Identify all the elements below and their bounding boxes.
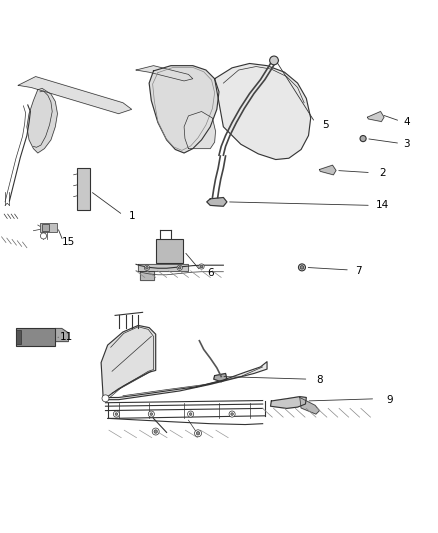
Circle shape bbox=[177, 265, 182, 270]
Polygon shape bbox=[55, 328, 68, 342]
Circle shape bbox=[200, 265, 203, 268]
Polygon shape bbox=[16, 328, 55, 346]
Circle shape bbox=[150, 413, 152, 415]
Polygon shape bbox=[77, 168, 90, 210]
Circle shape bbox=[187, 411, 194, 417]
Text: 9: 9 bbox=[386, 394, 392, 405]
Polygon shape bbox=[367, 111, 384, 122]
Circle shape bbox=[298, 264, 305, 271]
Circle shape bbox=[360, 135, 366, 142]
Circle shape bbox=[178, 266, 181, 269]
Circle shape bbox=[229, 411, 235, 417]
Polygon shape bbox=[27, 88, 57, 153]
Polygon shape bbox=[300, 398, 319, 414]
Circle shape bbox=[145, 265, 150, 270]
Polygon shape bbox=[138, 264, 188, 271]
Circle shape bbox=[40, 233, 46, 239]
Polygon shape bbox=[18, 77, 132, 114]
Polygon shape bbox=[319, 165, 336, 175]
Circle shape bbox=[270, 56, 279, 65]
Circle shape bbox=[231, 413, 233, 415]
Text: 2: 2 bbox=[379, 168, 386, 177]
Polygon shape bbox=[103, 362, 267, 400]
Polygon shape bbox=[141, 271, 153, 280]
Circle shape bbox=[113, 411, 120, 417]
Circle shape bbox=[146, 266, 148, 269]
Text: 14: 14 bbox=[376, 200, 389, 211]
Polygon shape bbox=[42, 224, 49, 231]
Polygon shape bbox=[184, 111, 215, 149]
Text: 1: 1 bbox=[128, 211, 135, 221]
Polygon shape bbox=[16, 330, 21, 344]
Polygon shape bbox=[101, 326, 155, 400]
Circle shape bbox=[148, 411, 154, 417]
Text: 4: 4 bbox=[403, 117, 410, 127]
Circle shape bbox=[154, 430, 157, 433]
Circle shape bbox=[152, 428, 159, 435]
Circle shape bbox=[199, 264, 204, 269]
Circle shape bbox=[300, 265, 304, 269]
Circle shape bbox=[115, 413, 118, 415]
Text: 15: 15 bbox=[62, 237, 75, 247]
Text: 7: 7 bbox=[355, 266, 362, 276]
Text: 5: 5 bbox=[323, 119, 329, 130]
Circle shape bbox=[189, 413, 192, 415]
Text: 11: 11 bbox=[60, 332, 73, 342]
Polygon shape bbox=[215, 63, 311, 159]
Circle shape bbox=[102, 395, 109, 402]
Polygon shape bbox=[136, 66, 193, 81]
Text: 6: 6 bbox=[207, 268, 214, 278]
Circle shape bbox=[196, 432, 200, 435]
Polygon shape bbox=[271, 397, 306, 408]
Polygon shape bbox=[207, 198, 227, 206]
Polygon shape bbox=[149, 66, 219, 153]
Text: 3: 3 bbox=[403, 139, 410, 149]
Polygon shape bbox=[155, 239, 183, 263]
Polygon shape bbox=[40, 223, 57, 231]
Circle shape bbox=[194, 430, 201, 437]
Polygon shape bbox=[214, 374, 227, 382]
Text: 8: 8 bbox=[316, 375, 323, 385]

:::

> **OBJETIVO**: Copie fielmente cada linha dos registros acima, sem incluir as imagens.

> **RESPOSTA COMPLETA**:
Identify all the elements below and their bounding boxes.
Circle shape bbox=[177, 265, 182, 270]
Polygon shape bbox=[55, 328, 68, 342]
Circle shape bbox=[200, 265, 203, 268]
Polygon shape bbox=[16, 328, 55, 346]
Circle shape bbox=[150, 413, 152, 415]
Polygon shape bbox=[77, 168, 90, 210]
Circle shape bbox=[187, 411, 194, 417]
Text: 9: 9 bbox=[386, 394, 392, 405]
Polygon shape bbox=[367, 111, 384, 122]
Circle shape bbox=[298, 264, 305, 271]
Circle shape bbox=[360, 135, 366, 142]
Circle shape bbox=[178, 266, 181, 269]
Circle shape bbox=[229, 411, 235, 417]
Polygon shape bbox=[27, 88, 57, 153]
Polygon shape bbox=[300, 398, 319, 414]
Circle shape bbox=[145, 265, 150, 270]
Polygon shape bbox=[138, 264, 188, 271]
Circle shape bbox=[40, 233, 46, 239]
Polygon shape bbox=[18, 77, 132, 114]
Polygon shape bbox=[319, 165, 336, 175]
Circle shape bbox=[270, 56, 279, 65]
Circle shape bbox=[231, 413, 233, 415]
Text: 2: 2 bbox=[379, 168, 386, 177]
Polygon shape bbox=[103, 362, 267, 400]
Polygon shape bbox=[141, 271, 153, 280]
Circle shape bbox=[113, 411, 120, 417]
Circle shape bbox=[146, 266, 148, 269]
Text: 14: 14 bbox=[376, 200, 389, 211]
Polygon shape bbox=[42, 224, 49, 231]
Polygon shape bbox=[184, 111, 215, 149]
Text: 1: 1 bbox=[128, 211, 135, 221]
Polygon shape bbox=[16, 330, 21, 344]
Polygon shape bbox=[101, 326, 155, 400]
Circle shape bbox=[148, 411, 154, 417]
Text: 4: 4 bbox=[403, 117, 410, 127]
Circle shape bbox=[154, 430, 157, 433]
Circle shape bbox=[152, 428, 159, 435]
Circle shape bbox=[199, 264, 204, 269]
Circle shape bbox=[300, 265, 304, 269]
Circle shape bbox=[115, 413, 118, 415]
Text: 15: 15 bbox=[62, 237, 75, 247]
Text: 7: 7 bbox=[355, 266, 362, 276]
Text: 5: 5 bbox=[323, 119, 329, 130]
Circle shape bbox=[189, 413, 192, 415]
Text: 11: 11 bbox=[60, 332, 73, 342]
Polygon shape bbox=[215, 63, 311, 159]
Circle shape bbox=[102, 395, 109, 402]
Polygon shape bbox=[136, 66, 193, 81]
Text: 6: 6 bbox=[207, 268, 214, 278]
Circle shape bbox=[196, 432, 200, 435]
Polygon shape bbox=[271, 397, 306, 408]
Polygon shape bbox=[207, 198, 227, 206]
Polygon shape bbox=[149, 66, 219, 153]
Text: 3: 3 bbox=[403, 139, 410, 149]
Polygon shape bbox=[155, 239, 183, 263]
Polygon shape bbox=[40, 223, 57, 231]
Circle shape bbox=[194, 430, 201, 437]
Polygon shape bbox=[214, 374, 227, 382]
Text: 8: 8 bbox=[316, 375, 323, 385]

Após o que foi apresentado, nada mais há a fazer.